**Dataset items**
▬▬▬▬▬▬
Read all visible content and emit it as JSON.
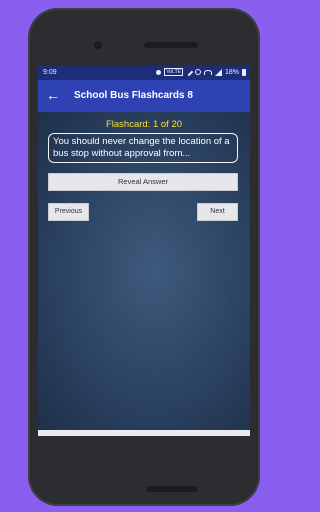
{
  "status_bar": {
    "time": "9:09",
    "battery_percent": "18%",
    "network_label": "VoLTE"
  },
  "app_bar": {
    "title": "School Bus Flashcards 8",
    "back_icon": "arrow-left"
  },
  "flashcard": {
    "counter": "Flashcard: 1 of 20",
    "question": "You should never change the location of a bus stop without approval from..."
  },
  "buttons": {
    "reveal": "Reveal Answer",
    "previous": "Previous",
    "next": "Next"
  },
  "colors": {
    "background": "#8a5ff0",
    "app_bar": "#2e42b3",
    "status_bar": "#1e2d7a",
    "counter_text": "#f2e13a",
    "content_bg": "#2c4363"
  }
}
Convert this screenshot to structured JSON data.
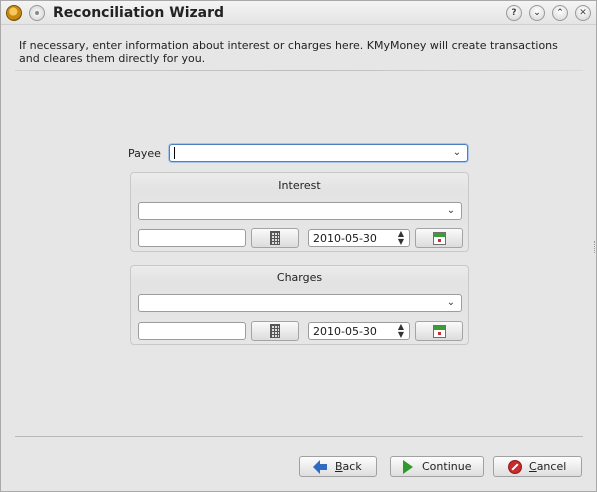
▬▬▬▬▬▬
**Your instructions**
Nothing but the pictures may be dropped; output the records above exactly.

**Answer for the task**
Read all visible content and emit it as JSON.
{
  "status_bar": {
    "time": "9:09",
    "battery_percent": "18%",
    "network_label": "VoLTE"
  },
  "app_bar": {
    "title": "School Bus Flashcards 8",
    "back_icon": "arrow-left"
  },
  "flashcard": {
    "counter": "Flashcard: 1 of 20",
    "question": "You should never change the location of a bus stop without approval from..."
  },
  "buttons": {
    "reveal": "Reveal Answer",
    "previous": "Previous",
    "next": "Next"
  },
  "colors": {
    "background": "#8a5ff0",
    "app_bar": "#2e42b3",
    "status_bar": "#1e2d7a",
    "counter_text": "#f2e13a",
    "content_bg": "#2c4363"
  }
}
Convert this screenshot to structured JSON data.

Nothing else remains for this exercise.